### GIVEN INSTRUCTION
Extract every line where the string "comment" appears.

-- EXERCISE MATERIAL start --

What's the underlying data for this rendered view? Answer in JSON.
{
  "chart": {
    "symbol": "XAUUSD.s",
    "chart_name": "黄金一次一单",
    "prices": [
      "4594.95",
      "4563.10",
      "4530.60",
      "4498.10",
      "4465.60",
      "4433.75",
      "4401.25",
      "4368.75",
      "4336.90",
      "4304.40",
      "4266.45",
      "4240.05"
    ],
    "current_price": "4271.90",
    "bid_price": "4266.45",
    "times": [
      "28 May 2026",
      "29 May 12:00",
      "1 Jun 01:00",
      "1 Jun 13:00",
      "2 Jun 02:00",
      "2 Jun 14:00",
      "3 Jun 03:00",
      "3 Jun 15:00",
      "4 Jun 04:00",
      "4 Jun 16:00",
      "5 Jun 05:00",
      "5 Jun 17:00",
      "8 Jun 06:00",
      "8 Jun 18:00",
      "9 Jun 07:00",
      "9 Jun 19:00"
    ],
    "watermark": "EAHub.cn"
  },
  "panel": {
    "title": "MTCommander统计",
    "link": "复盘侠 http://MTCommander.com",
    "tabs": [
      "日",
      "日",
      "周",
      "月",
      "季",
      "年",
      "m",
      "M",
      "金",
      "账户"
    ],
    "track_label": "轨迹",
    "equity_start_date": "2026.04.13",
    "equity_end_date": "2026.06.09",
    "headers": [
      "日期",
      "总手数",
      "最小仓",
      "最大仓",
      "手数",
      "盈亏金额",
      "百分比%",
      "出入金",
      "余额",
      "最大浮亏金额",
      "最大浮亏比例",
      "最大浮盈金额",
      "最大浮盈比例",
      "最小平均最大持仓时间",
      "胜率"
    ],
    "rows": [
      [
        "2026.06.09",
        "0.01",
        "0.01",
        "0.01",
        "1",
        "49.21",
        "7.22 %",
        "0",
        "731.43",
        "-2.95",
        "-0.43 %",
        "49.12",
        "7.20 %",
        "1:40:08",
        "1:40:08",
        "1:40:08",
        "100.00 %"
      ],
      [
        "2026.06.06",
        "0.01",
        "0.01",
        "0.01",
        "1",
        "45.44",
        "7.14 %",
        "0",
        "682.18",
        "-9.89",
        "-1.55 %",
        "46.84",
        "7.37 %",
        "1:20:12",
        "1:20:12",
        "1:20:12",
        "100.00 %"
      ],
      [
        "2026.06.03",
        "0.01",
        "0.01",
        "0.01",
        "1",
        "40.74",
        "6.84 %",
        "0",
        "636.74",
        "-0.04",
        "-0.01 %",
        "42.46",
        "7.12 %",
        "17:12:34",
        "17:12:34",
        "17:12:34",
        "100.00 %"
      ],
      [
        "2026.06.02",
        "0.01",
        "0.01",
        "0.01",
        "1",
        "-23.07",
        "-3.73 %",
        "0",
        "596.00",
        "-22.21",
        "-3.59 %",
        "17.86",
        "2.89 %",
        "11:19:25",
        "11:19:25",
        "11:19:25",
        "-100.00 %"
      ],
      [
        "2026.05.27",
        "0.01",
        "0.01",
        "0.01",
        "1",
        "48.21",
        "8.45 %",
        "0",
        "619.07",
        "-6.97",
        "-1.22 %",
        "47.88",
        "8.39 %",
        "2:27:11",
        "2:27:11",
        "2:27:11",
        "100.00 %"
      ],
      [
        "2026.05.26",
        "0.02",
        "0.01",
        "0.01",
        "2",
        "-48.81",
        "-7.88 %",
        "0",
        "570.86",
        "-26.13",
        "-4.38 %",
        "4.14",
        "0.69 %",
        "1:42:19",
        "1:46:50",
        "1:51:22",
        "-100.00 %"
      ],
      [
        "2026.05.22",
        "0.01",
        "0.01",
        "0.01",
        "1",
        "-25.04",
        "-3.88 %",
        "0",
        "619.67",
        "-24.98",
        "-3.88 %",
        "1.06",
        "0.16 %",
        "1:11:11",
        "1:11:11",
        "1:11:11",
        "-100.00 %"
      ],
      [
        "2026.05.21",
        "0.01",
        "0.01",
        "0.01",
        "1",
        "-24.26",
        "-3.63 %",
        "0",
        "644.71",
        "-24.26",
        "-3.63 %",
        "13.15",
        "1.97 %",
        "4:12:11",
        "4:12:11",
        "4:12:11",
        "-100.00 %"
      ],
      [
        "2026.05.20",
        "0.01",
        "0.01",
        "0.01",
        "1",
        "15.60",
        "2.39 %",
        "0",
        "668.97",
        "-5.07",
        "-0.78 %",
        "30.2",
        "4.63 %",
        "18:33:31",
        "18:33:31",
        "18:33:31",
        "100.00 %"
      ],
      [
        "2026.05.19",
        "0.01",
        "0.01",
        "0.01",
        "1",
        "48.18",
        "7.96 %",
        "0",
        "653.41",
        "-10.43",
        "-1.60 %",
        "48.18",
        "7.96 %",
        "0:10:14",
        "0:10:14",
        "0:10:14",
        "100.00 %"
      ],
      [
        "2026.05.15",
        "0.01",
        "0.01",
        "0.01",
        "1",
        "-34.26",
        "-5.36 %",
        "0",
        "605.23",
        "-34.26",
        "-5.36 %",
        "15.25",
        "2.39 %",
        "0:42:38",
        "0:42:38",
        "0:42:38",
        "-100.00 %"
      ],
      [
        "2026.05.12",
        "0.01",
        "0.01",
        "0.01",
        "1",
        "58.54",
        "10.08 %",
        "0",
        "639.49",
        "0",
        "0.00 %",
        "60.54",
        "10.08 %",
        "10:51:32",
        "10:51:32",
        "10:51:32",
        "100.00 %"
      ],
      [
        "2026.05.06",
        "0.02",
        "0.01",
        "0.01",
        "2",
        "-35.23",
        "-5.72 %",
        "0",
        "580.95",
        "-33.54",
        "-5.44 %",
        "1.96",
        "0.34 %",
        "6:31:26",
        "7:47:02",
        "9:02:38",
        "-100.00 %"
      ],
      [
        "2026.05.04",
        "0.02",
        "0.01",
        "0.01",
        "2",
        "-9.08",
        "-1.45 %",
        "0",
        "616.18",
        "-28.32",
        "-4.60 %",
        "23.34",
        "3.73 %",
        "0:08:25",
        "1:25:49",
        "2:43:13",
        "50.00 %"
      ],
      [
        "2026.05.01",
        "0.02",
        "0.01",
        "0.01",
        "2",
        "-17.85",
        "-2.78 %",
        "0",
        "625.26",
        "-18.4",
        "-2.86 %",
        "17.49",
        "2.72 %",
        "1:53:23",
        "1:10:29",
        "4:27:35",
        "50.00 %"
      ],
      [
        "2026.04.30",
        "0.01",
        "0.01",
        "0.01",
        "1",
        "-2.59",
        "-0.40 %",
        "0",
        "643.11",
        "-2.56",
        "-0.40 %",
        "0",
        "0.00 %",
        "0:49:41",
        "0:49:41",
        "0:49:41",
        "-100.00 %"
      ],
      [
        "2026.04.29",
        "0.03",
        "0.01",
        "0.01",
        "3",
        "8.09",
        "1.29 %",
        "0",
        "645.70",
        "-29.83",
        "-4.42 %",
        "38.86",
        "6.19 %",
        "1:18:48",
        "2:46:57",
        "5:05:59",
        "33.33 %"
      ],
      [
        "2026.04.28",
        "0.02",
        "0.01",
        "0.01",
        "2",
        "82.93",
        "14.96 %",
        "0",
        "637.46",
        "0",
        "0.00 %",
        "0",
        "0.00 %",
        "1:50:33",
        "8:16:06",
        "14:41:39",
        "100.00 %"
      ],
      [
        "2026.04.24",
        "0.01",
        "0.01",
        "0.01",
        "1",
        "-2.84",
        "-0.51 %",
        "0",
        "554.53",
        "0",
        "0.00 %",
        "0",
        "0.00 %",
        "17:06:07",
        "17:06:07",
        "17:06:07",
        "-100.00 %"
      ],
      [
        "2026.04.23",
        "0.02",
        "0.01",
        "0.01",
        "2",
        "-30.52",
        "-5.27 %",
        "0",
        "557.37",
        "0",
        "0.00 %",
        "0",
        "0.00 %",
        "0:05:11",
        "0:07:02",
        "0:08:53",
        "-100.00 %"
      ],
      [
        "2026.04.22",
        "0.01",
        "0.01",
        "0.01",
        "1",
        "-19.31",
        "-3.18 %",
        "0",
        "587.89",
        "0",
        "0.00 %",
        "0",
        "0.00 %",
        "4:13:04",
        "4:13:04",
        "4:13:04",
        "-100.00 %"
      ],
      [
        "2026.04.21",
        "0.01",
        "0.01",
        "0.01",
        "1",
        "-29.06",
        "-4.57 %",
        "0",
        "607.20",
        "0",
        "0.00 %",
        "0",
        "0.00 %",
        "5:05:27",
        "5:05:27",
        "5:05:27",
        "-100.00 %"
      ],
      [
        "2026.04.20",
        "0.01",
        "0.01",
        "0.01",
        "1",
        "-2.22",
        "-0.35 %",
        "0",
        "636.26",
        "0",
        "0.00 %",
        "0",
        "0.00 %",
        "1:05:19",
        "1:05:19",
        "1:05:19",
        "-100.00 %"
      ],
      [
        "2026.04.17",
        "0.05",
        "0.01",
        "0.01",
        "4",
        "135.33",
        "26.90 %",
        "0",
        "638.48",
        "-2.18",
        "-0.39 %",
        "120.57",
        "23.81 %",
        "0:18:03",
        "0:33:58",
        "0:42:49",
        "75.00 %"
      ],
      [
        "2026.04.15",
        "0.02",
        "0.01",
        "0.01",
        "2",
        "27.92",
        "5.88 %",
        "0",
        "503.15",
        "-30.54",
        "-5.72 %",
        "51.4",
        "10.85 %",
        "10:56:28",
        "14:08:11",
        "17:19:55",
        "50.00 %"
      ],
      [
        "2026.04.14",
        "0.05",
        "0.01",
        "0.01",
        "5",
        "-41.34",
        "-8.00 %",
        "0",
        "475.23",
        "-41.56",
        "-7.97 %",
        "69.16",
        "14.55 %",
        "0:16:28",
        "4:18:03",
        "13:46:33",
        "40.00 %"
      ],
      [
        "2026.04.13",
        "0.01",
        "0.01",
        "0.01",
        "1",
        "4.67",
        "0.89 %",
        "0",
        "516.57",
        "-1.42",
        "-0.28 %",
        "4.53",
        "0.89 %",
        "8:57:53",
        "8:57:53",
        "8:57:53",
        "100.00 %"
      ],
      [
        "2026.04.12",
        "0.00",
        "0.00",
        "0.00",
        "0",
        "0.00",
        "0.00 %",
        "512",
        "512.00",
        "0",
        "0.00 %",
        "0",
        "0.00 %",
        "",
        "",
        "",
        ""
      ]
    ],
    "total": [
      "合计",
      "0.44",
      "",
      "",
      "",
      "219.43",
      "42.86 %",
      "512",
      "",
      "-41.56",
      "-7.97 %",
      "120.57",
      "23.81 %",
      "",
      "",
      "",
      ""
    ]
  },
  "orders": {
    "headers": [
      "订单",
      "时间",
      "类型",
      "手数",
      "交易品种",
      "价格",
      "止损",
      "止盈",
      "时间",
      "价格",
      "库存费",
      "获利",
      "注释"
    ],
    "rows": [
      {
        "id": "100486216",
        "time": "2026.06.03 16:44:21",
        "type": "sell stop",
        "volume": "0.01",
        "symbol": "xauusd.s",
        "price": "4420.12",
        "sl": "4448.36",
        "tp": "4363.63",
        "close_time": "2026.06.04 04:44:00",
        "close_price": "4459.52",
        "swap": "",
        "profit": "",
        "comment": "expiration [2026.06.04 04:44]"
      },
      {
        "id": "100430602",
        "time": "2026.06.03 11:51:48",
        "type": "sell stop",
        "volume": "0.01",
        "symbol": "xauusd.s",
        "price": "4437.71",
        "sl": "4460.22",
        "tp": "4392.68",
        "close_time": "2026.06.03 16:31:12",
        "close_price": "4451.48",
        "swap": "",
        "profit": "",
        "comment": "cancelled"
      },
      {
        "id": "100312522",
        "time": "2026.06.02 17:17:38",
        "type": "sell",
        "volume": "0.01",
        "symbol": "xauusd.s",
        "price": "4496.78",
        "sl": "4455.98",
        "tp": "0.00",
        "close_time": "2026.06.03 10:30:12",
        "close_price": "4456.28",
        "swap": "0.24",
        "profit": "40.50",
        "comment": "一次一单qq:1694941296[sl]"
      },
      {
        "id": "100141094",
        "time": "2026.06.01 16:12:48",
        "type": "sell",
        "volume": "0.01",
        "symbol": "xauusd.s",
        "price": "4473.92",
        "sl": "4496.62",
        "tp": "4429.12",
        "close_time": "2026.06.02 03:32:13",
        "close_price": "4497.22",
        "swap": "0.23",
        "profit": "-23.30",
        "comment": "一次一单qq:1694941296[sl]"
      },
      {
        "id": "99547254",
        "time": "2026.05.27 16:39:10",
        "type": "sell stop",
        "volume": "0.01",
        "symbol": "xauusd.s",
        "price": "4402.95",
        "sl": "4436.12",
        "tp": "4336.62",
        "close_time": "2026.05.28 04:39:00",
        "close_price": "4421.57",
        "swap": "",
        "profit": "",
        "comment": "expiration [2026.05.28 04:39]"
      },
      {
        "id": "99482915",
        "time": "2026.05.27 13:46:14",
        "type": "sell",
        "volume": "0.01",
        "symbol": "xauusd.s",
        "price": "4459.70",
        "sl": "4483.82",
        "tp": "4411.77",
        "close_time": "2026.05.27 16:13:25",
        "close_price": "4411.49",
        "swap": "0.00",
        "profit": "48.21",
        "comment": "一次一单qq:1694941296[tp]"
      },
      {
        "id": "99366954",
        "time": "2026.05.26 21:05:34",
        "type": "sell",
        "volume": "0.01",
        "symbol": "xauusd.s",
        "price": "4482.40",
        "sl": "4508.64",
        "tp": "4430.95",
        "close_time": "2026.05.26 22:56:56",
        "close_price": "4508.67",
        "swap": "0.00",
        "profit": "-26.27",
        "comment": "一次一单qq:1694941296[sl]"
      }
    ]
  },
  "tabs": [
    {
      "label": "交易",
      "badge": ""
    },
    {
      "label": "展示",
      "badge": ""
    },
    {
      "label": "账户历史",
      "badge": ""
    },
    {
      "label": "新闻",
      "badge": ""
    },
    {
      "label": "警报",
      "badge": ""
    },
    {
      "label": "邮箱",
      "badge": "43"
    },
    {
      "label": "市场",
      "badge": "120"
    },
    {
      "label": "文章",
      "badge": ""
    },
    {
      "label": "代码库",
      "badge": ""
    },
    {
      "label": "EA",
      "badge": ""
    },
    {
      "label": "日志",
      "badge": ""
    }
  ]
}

-- EXERCISE MATERIAL end --

### RESULT FOR THIS TASK
        "comment": "expiration [2026.06.04 04:44]"
        "comment": "cancelled"
        "comment": "一次一单qq:1694941296[sl]"
        "comment": "一次一单qq:1694941296[sl]"
        "comment": "expiration [2026.05.28 04:39]"
        "comment": "一次一单qq:1694941296[tp]"
        "comment": "一次一单qq:1694941296[sl]"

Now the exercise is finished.